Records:
_ _ _ _ _

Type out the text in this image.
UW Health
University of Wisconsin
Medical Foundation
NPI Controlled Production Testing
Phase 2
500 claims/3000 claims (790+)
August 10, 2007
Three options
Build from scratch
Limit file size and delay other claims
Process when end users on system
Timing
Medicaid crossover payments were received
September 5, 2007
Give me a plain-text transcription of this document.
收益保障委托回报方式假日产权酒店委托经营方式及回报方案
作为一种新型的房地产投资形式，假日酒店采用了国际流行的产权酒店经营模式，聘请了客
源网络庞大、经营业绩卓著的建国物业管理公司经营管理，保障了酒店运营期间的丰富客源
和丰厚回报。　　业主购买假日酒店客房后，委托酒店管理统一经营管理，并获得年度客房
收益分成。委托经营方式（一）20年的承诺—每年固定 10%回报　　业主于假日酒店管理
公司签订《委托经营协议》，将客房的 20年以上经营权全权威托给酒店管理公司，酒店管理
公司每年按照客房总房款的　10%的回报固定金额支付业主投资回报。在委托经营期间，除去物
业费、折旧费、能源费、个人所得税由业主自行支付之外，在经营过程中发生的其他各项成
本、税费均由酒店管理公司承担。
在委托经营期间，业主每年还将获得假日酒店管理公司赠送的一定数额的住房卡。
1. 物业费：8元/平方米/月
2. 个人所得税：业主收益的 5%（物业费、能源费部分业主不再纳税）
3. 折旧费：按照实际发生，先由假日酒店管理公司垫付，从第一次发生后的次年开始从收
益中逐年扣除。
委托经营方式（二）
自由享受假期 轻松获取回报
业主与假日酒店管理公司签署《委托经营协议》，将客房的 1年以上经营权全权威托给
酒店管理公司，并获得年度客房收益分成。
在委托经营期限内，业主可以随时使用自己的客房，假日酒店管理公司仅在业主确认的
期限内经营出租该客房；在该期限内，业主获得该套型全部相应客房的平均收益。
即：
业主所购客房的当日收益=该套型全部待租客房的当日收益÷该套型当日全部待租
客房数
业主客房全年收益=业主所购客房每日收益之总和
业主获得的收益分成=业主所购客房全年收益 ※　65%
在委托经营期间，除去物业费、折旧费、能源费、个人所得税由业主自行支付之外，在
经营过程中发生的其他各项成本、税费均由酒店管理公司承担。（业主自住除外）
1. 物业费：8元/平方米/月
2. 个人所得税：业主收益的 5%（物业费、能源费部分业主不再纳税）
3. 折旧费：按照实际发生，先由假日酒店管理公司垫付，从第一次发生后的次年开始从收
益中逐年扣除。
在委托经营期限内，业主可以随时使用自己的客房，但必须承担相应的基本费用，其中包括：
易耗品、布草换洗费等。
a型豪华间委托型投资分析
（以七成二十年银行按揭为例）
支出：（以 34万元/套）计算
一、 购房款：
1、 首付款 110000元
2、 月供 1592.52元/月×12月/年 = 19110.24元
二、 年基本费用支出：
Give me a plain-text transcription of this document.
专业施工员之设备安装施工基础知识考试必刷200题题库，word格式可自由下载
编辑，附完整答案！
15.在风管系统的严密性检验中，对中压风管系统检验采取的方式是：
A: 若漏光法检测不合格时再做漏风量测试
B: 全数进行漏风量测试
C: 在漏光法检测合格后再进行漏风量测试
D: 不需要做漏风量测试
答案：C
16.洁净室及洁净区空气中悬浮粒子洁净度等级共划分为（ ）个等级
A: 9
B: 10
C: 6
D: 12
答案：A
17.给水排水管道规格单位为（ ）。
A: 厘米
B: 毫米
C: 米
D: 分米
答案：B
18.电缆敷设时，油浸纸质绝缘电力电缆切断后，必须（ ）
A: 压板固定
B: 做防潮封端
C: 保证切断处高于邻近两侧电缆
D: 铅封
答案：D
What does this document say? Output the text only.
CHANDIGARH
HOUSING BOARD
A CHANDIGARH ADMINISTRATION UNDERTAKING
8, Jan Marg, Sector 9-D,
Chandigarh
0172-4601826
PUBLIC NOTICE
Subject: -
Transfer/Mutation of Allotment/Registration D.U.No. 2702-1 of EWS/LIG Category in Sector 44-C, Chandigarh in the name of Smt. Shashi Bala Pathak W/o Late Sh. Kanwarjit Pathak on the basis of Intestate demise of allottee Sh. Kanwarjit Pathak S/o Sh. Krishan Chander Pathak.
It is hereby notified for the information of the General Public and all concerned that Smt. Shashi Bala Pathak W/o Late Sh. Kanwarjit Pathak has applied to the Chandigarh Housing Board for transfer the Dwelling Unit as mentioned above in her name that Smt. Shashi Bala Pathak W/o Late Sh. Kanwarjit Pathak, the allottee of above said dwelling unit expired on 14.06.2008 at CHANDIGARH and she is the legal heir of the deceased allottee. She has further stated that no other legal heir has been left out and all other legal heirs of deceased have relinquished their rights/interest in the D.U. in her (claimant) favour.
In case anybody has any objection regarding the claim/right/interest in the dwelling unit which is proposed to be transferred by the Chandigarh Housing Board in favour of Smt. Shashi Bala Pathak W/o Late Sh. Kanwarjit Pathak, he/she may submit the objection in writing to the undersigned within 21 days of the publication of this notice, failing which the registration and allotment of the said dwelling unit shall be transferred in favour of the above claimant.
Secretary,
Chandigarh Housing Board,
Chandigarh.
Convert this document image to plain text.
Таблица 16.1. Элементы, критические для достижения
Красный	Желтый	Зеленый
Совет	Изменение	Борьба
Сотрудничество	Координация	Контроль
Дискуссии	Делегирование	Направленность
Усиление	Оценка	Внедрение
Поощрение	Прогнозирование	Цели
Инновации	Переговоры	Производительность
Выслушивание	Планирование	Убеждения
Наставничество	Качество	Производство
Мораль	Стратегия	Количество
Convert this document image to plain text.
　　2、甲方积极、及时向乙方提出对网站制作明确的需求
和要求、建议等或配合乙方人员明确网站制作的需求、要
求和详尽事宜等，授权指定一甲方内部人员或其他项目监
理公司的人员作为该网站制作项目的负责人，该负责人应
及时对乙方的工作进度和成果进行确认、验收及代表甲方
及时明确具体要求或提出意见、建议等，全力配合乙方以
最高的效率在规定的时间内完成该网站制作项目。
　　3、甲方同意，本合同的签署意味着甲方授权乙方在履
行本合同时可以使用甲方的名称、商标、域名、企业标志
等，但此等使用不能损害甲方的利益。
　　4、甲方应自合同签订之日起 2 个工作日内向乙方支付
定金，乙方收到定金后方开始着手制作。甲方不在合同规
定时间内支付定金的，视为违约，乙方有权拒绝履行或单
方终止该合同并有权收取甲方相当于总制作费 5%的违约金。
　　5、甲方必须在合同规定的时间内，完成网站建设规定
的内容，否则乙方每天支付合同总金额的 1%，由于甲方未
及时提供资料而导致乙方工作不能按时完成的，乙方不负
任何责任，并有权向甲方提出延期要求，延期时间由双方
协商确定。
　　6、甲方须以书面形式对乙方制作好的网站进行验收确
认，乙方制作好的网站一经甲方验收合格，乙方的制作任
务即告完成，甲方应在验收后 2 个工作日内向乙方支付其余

_ _ _ _ _

Report the number of lines that contain "业主可以随时使用自己的客房", with no other words.

2